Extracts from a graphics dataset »
[START]

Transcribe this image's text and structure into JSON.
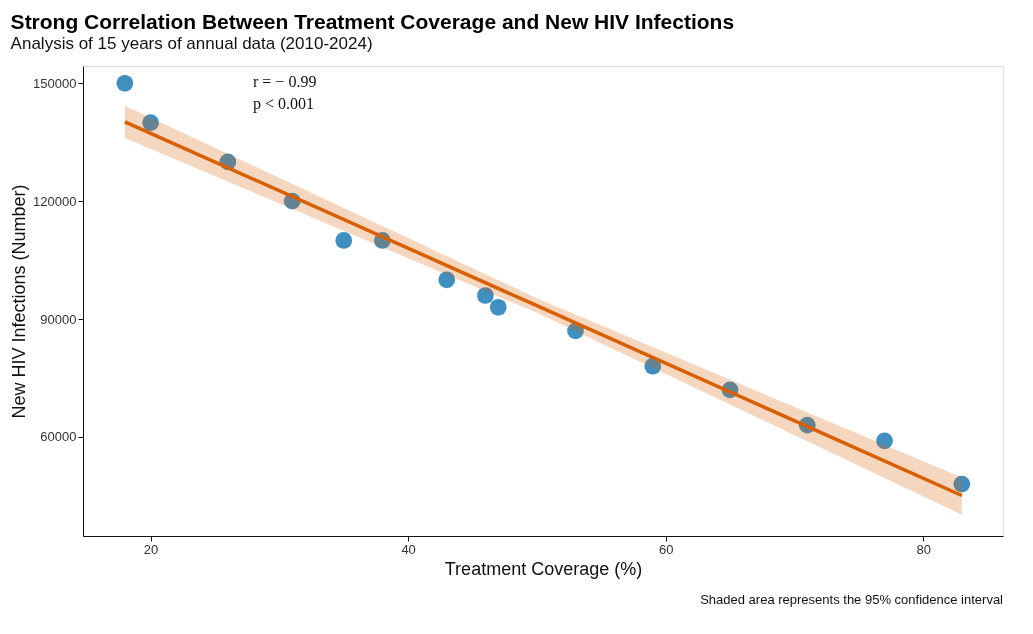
{
  "chart_data": {
    "type": "scatter",
    "title": "Strong Correlation Between Treatment Coverage and New HIV Infections",
    "subtitle": "Analysis of 15 years of annual data (2010-2024)",
    "xlabel": "Treatment Coverage (%)",
    "ylabel": "New HIV Infections (Number)",
    "annotations": [
      "r = − 0.99",
      "p < 0.001",
      "Shaded area represents the 95% confidence interval"
    ],
    "xlim": [
      14.75,
      86.2
    ],
    "ylim": [
      34800,
      154400
    ],
    "xticks": [
      20,
      40,
      60,
      80
    ],
    "yticks": [
      60000,
      90000,
      120000,
      150000
    ],
    "grid": false,
    "series": [
      {
        "color": "#2b83ba",
        "marker": "circle",
        "x": [
          18,
          20,
          26,
          31,
          35,
          38,
          43,
          46,
          47,
          53,
          59,
          65,
          71,
          77,
          83
        ],
        "values": [
          150000,
          140000,
          130000,
          120000,
          110000,
          110000,
          100000,
          96000,
          93000,
          87000,
          78000,
          72000,
          63000,
          59000,
          48000
        ]
      },
      {
        "type": "line",
        "color": "#d95f02",
        "line_style": "solid",
        "x": [
          18,
          50,
          83
        ],
        "values": [
          140200,
          93400,
          45100
        ],
        "lower": [
          136100,
          91600,
          40200
        ],
        "upper": [
          144300,
          95300,
          49700
        ]
      }
    ]
  }
}
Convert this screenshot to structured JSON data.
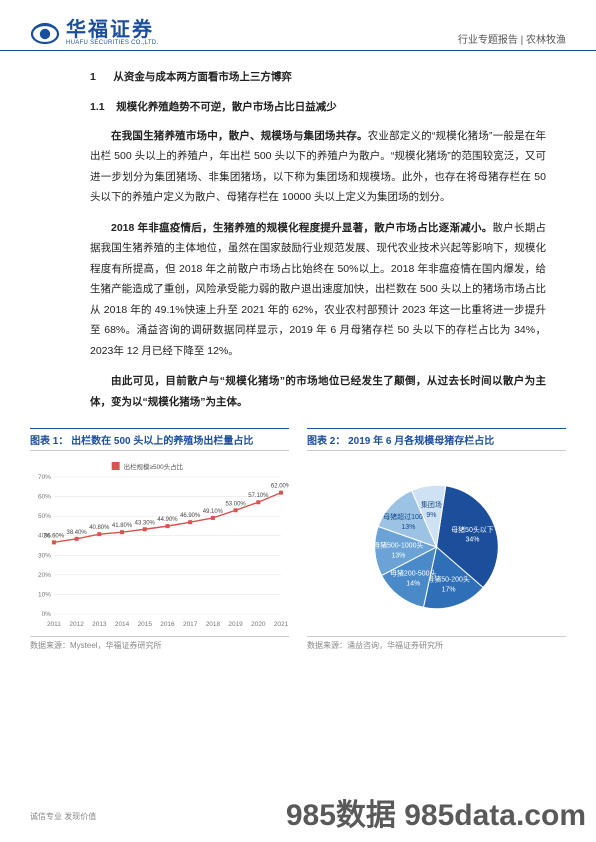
{
  "header": {
    "logo_cn": "华福证券",
    "logo_en": "HUAFU SECURITIES CO.,LTD.",
    "right": "行业专题报告 | 农林牧渔"
  },
  "section": {
    "h1_num": "1",
    "h1": "从资金与成本两方面看市场上三方博弈",
    "h2_num": "1.1",
    "h2": "规模化养殖趋势不可逆，散户市场占比日益减少",
    "p1_lead": "在我国生猪养殖市场中，散户、规模场与集团场共存。",
    "p1_body": "农业部定义的“规模化猪场”一般是在年出栏 500 头以上的养殖户，年出栏 500 头以下的养殖户为散户。“规模化猪场”的范围较宽泛，又可进一步划分为集团猪场、非集团猪场，以下称为集团场和规模场。此外，也存在将母猪存栏在 50 头以下的养殖户定义为散户、母猪存栏在 10000 头以上定义为集团场的划分。",
    "p2_lead": "2018 年非瘟疫情后，生猪养殖的规模化程度提升显著，散户市场占比逐渐减小。",
    "p2_body": "散户长期占据我国生猪养殖的主体地位，虽然在国家鼓励行业规范发展、现代农业技术兴起等影响下，规模化程度有所提高，但 2018 年之前散户市场占比始终在 50%以上。2018 年非瘟疫情在国内爆发，给生猪产能造成了重创，风险承受能力弱的散户退出速度加快，出栏数在 500 头以上的猪场市场占比从 2018 年的 49.1%快速上升至 2021 年的 62%，农业农村部预计 2023 年这一比重将进一步提升至 68%。涌益咨询的调研数据同样显示，2019 年 6 月母猪存栏 50 头以下的存栏占比为 34%，2023年 12 月已经下降至 12%。",
    "p3_lead": "由此可见，目前散户与“规模化猪场”的市场地位已经发生了颠倒，",
    "p3_body": "从过去长时间以散户为主体，变为以“规模化猪场”为主体。"
  },
  "chart1": {
    "title": "图表 1： 出栏数在 500 头以上的养殖场出栏量占比",
    "source": "数据来源：Mysteel，华福证券研究所",
    "legend": "出栏规模≥500头占比",
    "type": "line",
    "x": [
      "2011",
      "2012",
      "2013",
      "2014",
      "2015",
      "2016",
      "2017",
      "2018",
      "2019",
      "2020",
      "2021"
    ],
    "y": [
      36.6,
      38.4,
      40.8,
      41.8,
      43.3,
      44.9,
      46.9,
      49.1,
      53.0,
      57.1,
      62.0
    ],
    "labels": [
      "36.60%",
      "38.40%",
      "40.80%",
      "41.80%",
      "43.30%",
      "44.90%",
      "46.90%",
      "49.10%",
      "53.00%",
      "57.10%",
      "62.00%"
    ],
    "ylim": [
      0,
      70
    ],
    "ytick_step": 10,
    "line_color": "#d9534f",
    "marker_color": "#d9534f",
    "background_color": "#ffffff",
    "grid_color": "#e8e8e8",
    "label_fontsize": 6
  },
  "chart2": {
    "title": "图表 2： 2019 年 6 月各规模母猪存栏占比",
    "source": "数据来源：涌益咨询，华福证券研究所",
    "type": "pie",
    "slices": [
      {
        "label": "母猪50头以下",
        "sub": "34%",
        "value": 34,
        "color": "#1b4f9c"
      },
      {
        "label": "母猪50-200头",
        "sub": "17%",
        "value": 17,
        "color": "#2e6fb7"
      },
      {
        "label": "母猪200-500头",
        "sub": "14%",
        "value": 14,
        "color": "#4a8ac9"
      },
      {
        "label": "母猪500-1000头",
        "sub": "13%",
        "value": 13,
        "color": "#6ba3d6"
      },
      {
        "label": "母猪超过1000头",
        "sub": "13%",
        "value": 13,
        "color": "#9cc3e4"
      },
      {
        "label": "集团场",
        "sub": "9%",
        "value": 9,
        "color": "#cfe2f3"
      }
    ],
    "background_color": "#ffffff"
  },
  "footer": {
    "left": "诚信专业  发现价值"
  },
  "watermark": "985数据 985data.com"
}
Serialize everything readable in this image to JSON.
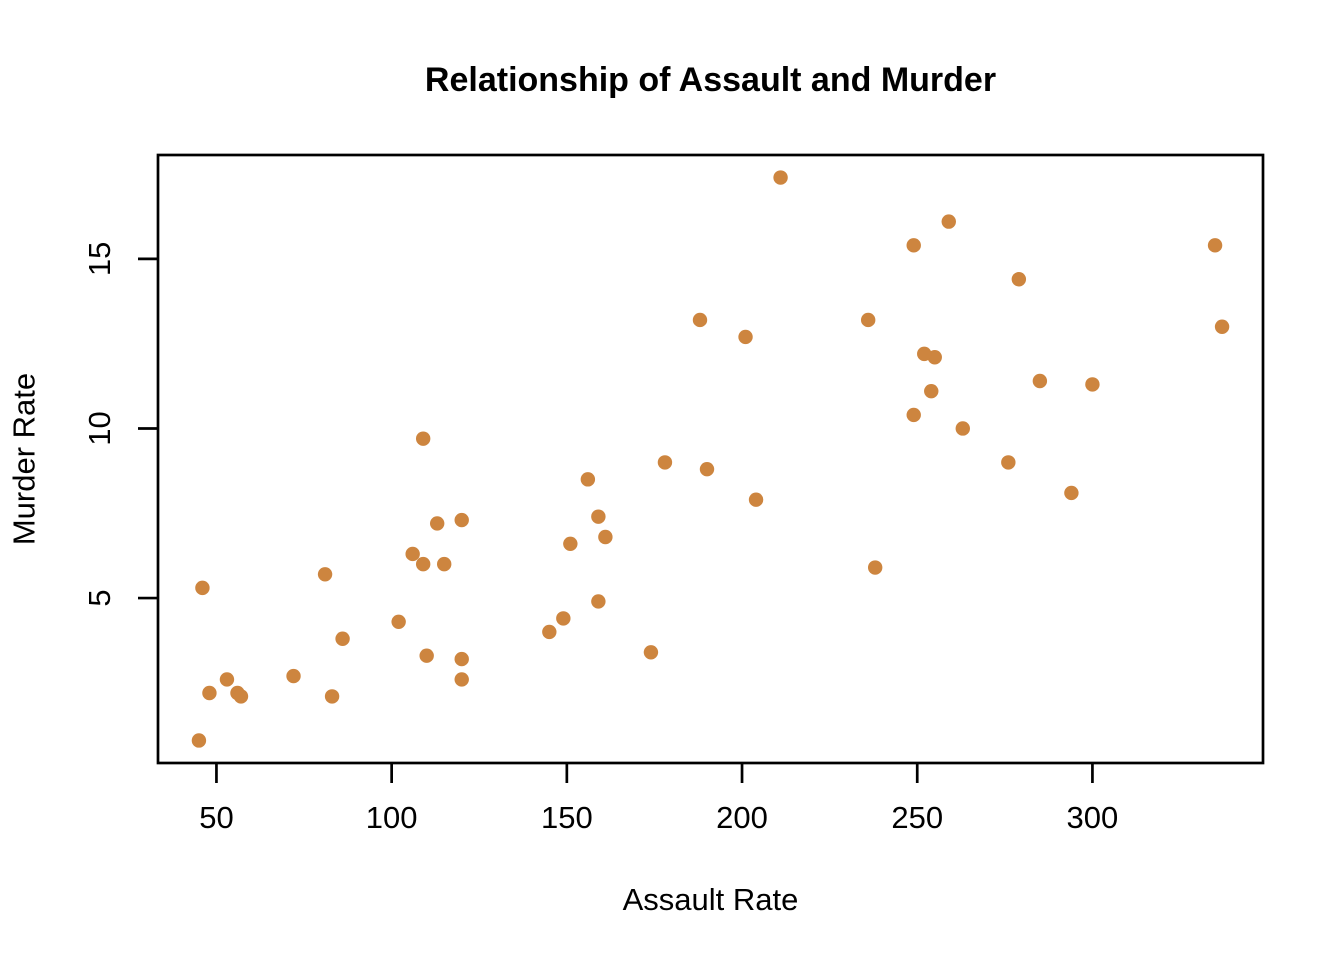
{
  "chart_data": {
    "type": "scatter",
    "title": "Relationship of Assault and Murder",
    "xlabel": "Assault Rate",
    "ylabel": "Murder Rate",
    "x_ticks": [
      50,
      100,
      150,
      200,
      250,
      300
    ],
    "y_ticks": [
      5,
      10,
      15
    ],
    "xlim": [
      33.32,
      348.68
    ],
    "ylim": [
      0.136,
      18.064
    ],
    "grid": false,
    "legend": "none",
    "point_color": "#CD853F",
    "axis_color": "#000000",
    "background_color": "#FFFFFF",
    "point_radius_px": 7.2,
    "points": [
      [
        236,
        13.2
      ],
      [
        263,
        10.0
      ],
      [
        294,
        8.1
      ],
      [
        190,
        8.8
      ],
      [
        276,
        9.0
      ],
      [
        204,
        7.9
      ],
      [
        110,
        3.3
      ],
      [
        238,
        5.9
      ],
      [
        335,
        15.4
      ],
      [
        211,
        17.4
      ],
      [
        46,
        5.3
      ],
      [
        120,
        2.6
      ],
      [
        249,
        10.4
      ],
      [
        113,
        7.2
      ],
      [
        56,
        2.2
      ],
      [
        115,
        6.0
      ],
      [
        109,
        9.7
      ],
      [
        249,
        15.4
      ],
      [
        83,
        2.1
      ],
      [
        300,
        11.3
      ],
      [
        149,
        4.4
      ],
      [
        255,
        12.1
      ],
      [
        72,
        2.7
      ],
      [
        259,
        16.1
      ],
      [
        178,
        9.0
      ],
      [
        109,
        6.0
      ],
      [
        102,
        4.3
      ],
      [
        252,
        12.2
      ],
      [
        57,
        2.1
      ],
      [
        159,
        7.4
      ],
      [
        285,
        11.4
      ],
      [
        254,
        11.1
      ],
      [
        337,
        13.0
      ],
      [
        45,
        0.8
      ],
      [
        120,
        7.3
      ],
      [
        151,
        6.6
      ],
      [
        159,
        4.9
      ],
      [
        106,
        6.3
      ],
      [
        174,
        3.4
      ],
      [
        279,
        14.4
      ],
      [
        86,
        3.8
      ],
      [
        188,
        13.2
      ],
      [
        201,
        12.7
      ],
      [
        120,
        3.2
      ],
      [
        48,
        2.2
      ],
      [
        156,
        8.5
      ],
      [
        145,
        4.0
      ],
      [
        81,
        5.7
      ],
      [
        53,
        2.6
      ],
      [
        161,
        6.8
      ]
    ]
  }
}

[END]

WORK TO DO » Leave the pictures out and reproduce each record exactly as written.

ANSWER FOR THIS EXERCISE »
Transcribe this image's text and structure into JSON.
{
  "chart_data": {
    "type": "scatter",
    "title": "Strong Correlation Between Treatment Coverage and New HIV Infections",
    "subtitle": "Analysis of 15 years of annual data (2010-2024)",
    "xlabel": "Treatment Coverage (%)",
    "ylabel": "New HIV Infections (Number)",
    "annotations": [
      "r = − 0.99",
      "p < 0.001",
      "Shaded area represents the 95% confidence interval"
    ],
    "xlim": [
      14.75,
      86.2
    ],
    "ylim": [
      34800,
      154400
    ],
    "xticks": [
      20,
      40,
      60,
      80
    ],
    "yticks": [
      60000,
      90000,
      120000,
      150000
    ],
    "grid": false,
    "series": [
      {
        "color": "#2b83ba",
        "marker": "circle",
        "x": [
          18,
          20,
          26,
          31,
          35,
          38,
          43,
          46,
          47,
          53,
          59,
          65,
          71,
          77,
          83
        ],
        "values": [
          150000,
          140000,
          130000,
          120000,
          110000,
          110000,
          100000,
          96000,
          93000,
          87000,
          78000,
          72000,
          63000,
          59000,
          48000
        ]
      },
      {
        "type": "line",
        "color": "#d95f02",
        "line_style": "solid",
        "x": [
          18,
          50,
          83
        ],
        "values": [
          140200,
          93400,
          45100
        ],
        "lower": [
          136100,
          91600,
          40200
        ],
        "upper": [
          144300,
          95300,
          49700
        ]
      }
    ]
  }
}
Convert this screenshot to structured JSON data.
{
  "header": {
    "logo_cn": "华福证券",
    "logo_en": "HUAFU SECURITIES CO.,LTD.",
    "right": "行业专题报告 | 农林牧渔"
  },
  "section": {
    "h1_num": "1",
    "h1": "从资金与成本两方面看市场上三方博弈",
    "h2_num": "1.1",
    "h2": "规模化养殖趋势不可逆，散户市场占比日益减少",
    "p1_lead": "在我国生猪养殖市场中，散户、规模场与集团场共存。",
    "p1_body": "农业部定义的“规模化猪场”一般是在年出栏 500 头以上的养殖户，年出栏 500 头以下的养殖户为散户。“规模化猪场”的范围较宽泛，又可进一步划分为集团猪场、非集团猪场，以下称为集团场和规模场。此外，也存在将母猪存栏在 50 头以下的养殖户定义为散户、母猪存栏在 10000 头以上定义为集团场的划分。",
    "p2_lead": "2018 年非瘟疫情后，生猪养殖的规模化程度提升显著，散户市场占比逐渐减小。",
    "p2_body": "散户长期占据我国生猪养殖的主体地位，虽然在国家鼓励行业规范发展、现代农业技术兴起等影响下，规模化程度有所提高，但 2018 年之前散户市场占比始终在 50%以上。2018 年非瘟疫情在国内爆发，给生猪产能造成了重创，风险承受能力弱的散户退出速度加快，出栏数在 500 头以上的猪场市场占比从 2018 年的 49.1%快速上升至 2021 年的 62%，农业农村部预计 2023 年这一比重将进一步提升至 68%。涌益咨询的调研数据同样显示，2019 年 6 月母猪存栏 50 头以下的存栏占比为 34%，2023年 12 月已经下降至 12%。",
    "p3_lead": "由此可见，目前散户与“规模化猪场”的市场地位已经发生了颠倒，",
    "p3_body": "从过去长时间以散户为主体，变为以“规模化猪场”为主体。"
  },
  "chart1": {
    "title": "图表 1： 出栏数在 500 头以上的养殖场出栏量占比",
    "source": "数据来源：Mysteel，华福证券研究所",
    "legend": "出栏规模≥500头占比",
    "type": "line",
    "x": [
      "2011",
      "2012",
      "2013",
      "2014",
      "2015",
      "2016",
      "2017",
      "2018",
      "2019",
      "2020",
      "2021"
    ],
    "y": [
      36.6,
      38.4,
      40.8,
      41.8,
      43.3,
      44.9,
      46.9,
      49.1,
      53.0,
      57.1,
      62.0
    ],
    "labels": [
      "36.60%",
      "38.40%",
      "40.80%",
      "41.80%",
      "43.30%",
      "44.90%",
      "46.90%",
      "49.10%",
      "53.00%",
      "57.10%",
      "62.00%"
    ],
    "ylim": [
      0,
      70
    ],
    "ytick_step": 10,
    "line_color": "#d9534f",
    "marker_color": "#d9534f",
    "background_color": "#ffffff",
    "grid_color": "#e8e8e8",
    "label_fontsize": 6
  },
  "chart2": {
    "title": "图表 2： 2019 年 6 月各规模母猪存栏占比",
    "source": "数据来源：涌益咨询，华福证券研究所",
    "type": "pie",
    "slices": [
      {
        "label": "母猪50头以下",
        "sub": "34%",
        "value": 34,
        "color": "#1b4f9c"
      },
      {
        "label": "母猪50-200头",
        "sub": "17%",
        "value": 17,
        "color": "#2e6fb7"
      },
      {
        "label": "母猪200-500头",
        "sub": "14%",
        "value": 14,
        "color": "#4a8ac9"
      },
      {
        "label": "母猪500-1000头",
        "sub": "13%",
        "value": 13,
        "color": "#6ba3d6"
      },
      {
        "label": "母猪超过1000头",
        "sub": "13%",
        "value": 13,
        "color": "#9cc3e4"
      },
      {
        "label": "集团场",
        "sub": "9%",
        "value": 9,
        "color": "#cfe2f3"
      }
    ],
    "background_color": "#ffffff"
  },
  "footer": {
    "left": "诚信专业  发现价值"
  },
  "watermark": "985数据 985data.com"
}
Serialize everything readable in this image to JSON.
{
  "chart_data": {
    "type": "scatter",
    "title": "Relationship of Assault and Murder",
    "xlabel": "Assault Rate",
    "ylabel": "Murder Rate",
    "x_ticks": [
      50,
      100,
      150,
      200,
      250,
      300
    ],
    "y_ticks": [
      5,
      10,
      15
    ],
    "xlim": [
      33.32,
      348.68
    ],
    "ylim": [
      0.136,
      18.064
    ],
    "grid": false,
    "legend": "none",
    "point_color": "#CD853F",
    "axis_color": "#000000",
    "background_color": "#FFFFFF",
    "point_radius_px": 7.2,
    "points": [
      [
        236,
        13.2
      ],
      [
        263,
        10.0
      ],
      [
        294,
        8.1
      ],
      [
        190,
        8.8
      ],
      [
        276,
        9.0
      ],
      [
        204,
        7.9
      ],
      [
        110,
        3.3
      ],
      [
        238,
        5.9
      ],
      [
        335,
        15.4
      ],
      [
        211,
        17.4
      ],
      [
        46,
        5.3
      ],
      [
        120,
        2.6
      ],
      [
        249,
        10.4
      ],
      [
        113,
        7.2
      ],
      [
        56,
        2.2
      ],
      [
        115,
        6.0
      ],
      [
        109,
        9.7
      ],
      [
        249,
        15.4
      ],
      [
        83,
        2.1
      ],
      [
        300,
        11.3
      ],
      [
        149,
        4.4
      ],
      [
        255,
        12.1
      ],
      [
        72,
        2.7
      ],
      [
        259,
        16.1
      ],
      [
        178,
        9.0
      ],
      [
        109,
        6.0
      ],
      [
        102,
        4.3
      ],
      [
        252,
        12.2
      ],
      [
        57,
        2.1
      ],
      [
        159,
        7.4
      ],
      [
        285,
        11.4
      ],
      [
        254,
        11.1
      ],
      [
        337,
        13.0
      ],
      [
        45,
        0.8
      ],
      [
        120,
        7.3
      ],
      [
        151,
        6.6
      ],
      [
        159,
        4.9
      ],
      [
        106,
        6.3
      ],
      [
        174,
        3.4
      ],
      [
        279,
        14.4
      ],
      [
        86,
        3.8
      ],
      [
        188,
        13.2
      ],
      [
        201,
        12.7
      ],
      [
        120,
        3.2
      ],
      [
        48,
        2.2
      ],
      [
        156,
        8.5
      ],
      [
        145,
        4.0
      ],
      [
        81,
        5.7
      ],
      [
        53,
        2.6
      ],
      [
        161,
        6.8
      ]
    ]
  }
}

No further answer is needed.